Extracted data entries:
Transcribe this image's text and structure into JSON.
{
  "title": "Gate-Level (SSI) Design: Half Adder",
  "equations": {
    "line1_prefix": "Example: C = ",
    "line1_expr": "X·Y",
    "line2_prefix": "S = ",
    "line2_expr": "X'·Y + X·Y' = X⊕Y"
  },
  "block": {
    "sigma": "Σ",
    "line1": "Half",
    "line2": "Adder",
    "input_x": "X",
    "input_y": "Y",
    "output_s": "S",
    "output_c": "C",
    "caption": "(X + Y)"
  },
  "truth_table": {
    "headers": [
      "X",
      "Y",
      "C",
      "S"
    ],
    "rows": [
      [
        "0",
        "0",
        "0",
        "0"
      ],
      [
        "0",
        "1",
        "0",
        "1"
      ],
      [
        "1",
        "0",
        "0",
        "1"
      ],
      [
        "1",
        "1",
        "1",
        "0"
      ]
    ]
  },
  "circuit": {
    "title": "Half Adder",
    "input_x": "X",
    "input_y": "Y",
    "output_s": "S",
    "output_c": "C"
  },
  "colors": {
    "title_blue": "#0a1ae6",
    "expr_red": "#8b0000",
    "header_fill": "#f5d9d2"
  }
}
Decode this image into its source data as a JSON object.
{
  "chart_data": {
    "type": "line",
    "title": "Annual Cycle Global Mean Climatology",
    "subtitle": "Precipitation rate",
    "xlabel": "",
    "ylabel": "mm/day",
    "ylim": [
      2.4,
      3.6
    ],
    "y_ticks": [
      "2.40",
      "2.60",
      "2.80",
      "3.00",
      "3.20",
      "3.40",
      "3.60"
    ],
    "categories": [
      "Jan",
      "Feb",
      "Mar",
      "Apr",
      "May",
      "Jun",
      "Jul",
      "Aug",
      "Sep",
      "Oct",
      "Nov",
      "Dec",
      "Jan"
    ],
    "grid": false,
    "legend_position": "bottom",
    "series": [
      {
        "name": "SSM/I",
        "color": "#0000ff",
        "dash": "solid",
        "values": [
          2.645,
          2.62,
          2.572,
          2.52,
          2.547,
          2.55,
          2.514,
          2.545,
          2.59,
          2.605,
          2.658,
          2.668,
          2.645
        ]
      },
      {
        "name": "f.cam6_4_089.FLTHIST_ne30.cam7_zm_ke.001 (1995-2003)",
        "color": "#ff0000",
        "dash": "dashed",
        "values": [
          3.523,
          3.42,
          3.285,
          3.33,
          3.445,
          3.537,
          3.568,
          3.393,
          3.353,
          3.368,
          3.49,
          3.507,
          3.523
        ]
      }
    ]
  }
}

OBJECTIVE ->
Print all of the data exactly as it was given.

FINISHED EXERCISE ->
Transcribe this image's text and structure into JSON.
{
  "title": "Gate-Level (SSI) Design: Half Adder",
  "equations": {
    "line1_prefix": "Example: C = ",
    "line1_expr": "X·Y",
    "line2_prefix": "S = ",
    "line2_expr": "X'·Y + X·Y' = X⊕Y"
  },
  "block": {
    "sigma": "Σ",
    "line1": "Half",
    "line2": "Adder",
    "input_x": "X",
    "input_y": "Y",
    "output_s": "S",
    "output_c": "C",
    "caption": "(X + Y)"
  },
  "truth_table": {
    "headers": [
      "X",
      "Y",
      "C",
      "S"
    ],
    "rows": [
      [
        "0",
        "0",
        "0",
        "0"
      ],
      [
        "0",
        "1",
        "0",
        "1"
      ],
      [
        "1",
        "0",
        "0",
        "1"
      ],
      [
        "1",
        "1",
        "1",
        "0"
      ]
    ]
  },
  "circuit": {
    "title": "Half Adder",
    "input_x": "X",
    "input_y": "Y",
    "output_s": "S",
    "output_c": "C"
  },
  "colors": {
    "title_blue": "#0a1ae6",
    "expr_red": "#8b0000",
    "header_fill": "#f5d9d2"
  }
}
Decode this image into its source data as a JSON object.
{
  "chart_data": {
    "type": "line",
    "title": "Annual Cycle Global Mean Climatology",
    "subtitle": "Precipitation rate",
    "xlabel": "",
    "ylabel": "mm/day",
    "ylim": [
      2.4,
      3.6
    ],
    "y_ticks": [
      "2.40",
      "2.60",
      "2.80",
      "3.00",
      "3.20",
      "3.40",
      "3.60"
    ],
    "categories": [
      "Jan",
      "Feb",
      "Mar",
      "Apr",
      "May",
      "Jun",
      "Jul",
      "Aug",
      "Sep",
      "Oct",
      "Nov",
      "Dec",
      "Jan"
    ],
    "grid": false,
    "legend_position": "bottom",
    "series": [
      {
        "name": "SSM/I",
        "color": "#0000ff",
        "dash": "solid",
        "values": [
          2.645,
          2.62,
          2.572,
          2.52,
          2.547,
          2.55,
          2.514,
          2.545,
          2.59,
          2.605,
          2.658,
          2.668,
          2.645
        ]
      },
      {
        "name": "f.cam6_4_089.FLTHIST_ne30.cam7_zm_ke.001 (1995-2003)",
        "color": "#ff0000",
        "dash": "dashed",
        "values": [
          3.523,
          3.42,
          3.285,
          3.33,
          3.445,
          3.537,
          3.568,
          3.393,
          3.353,
          3.368,
          3.49,
          3.507,
          3.523
        ]
      }
    ]
  }
}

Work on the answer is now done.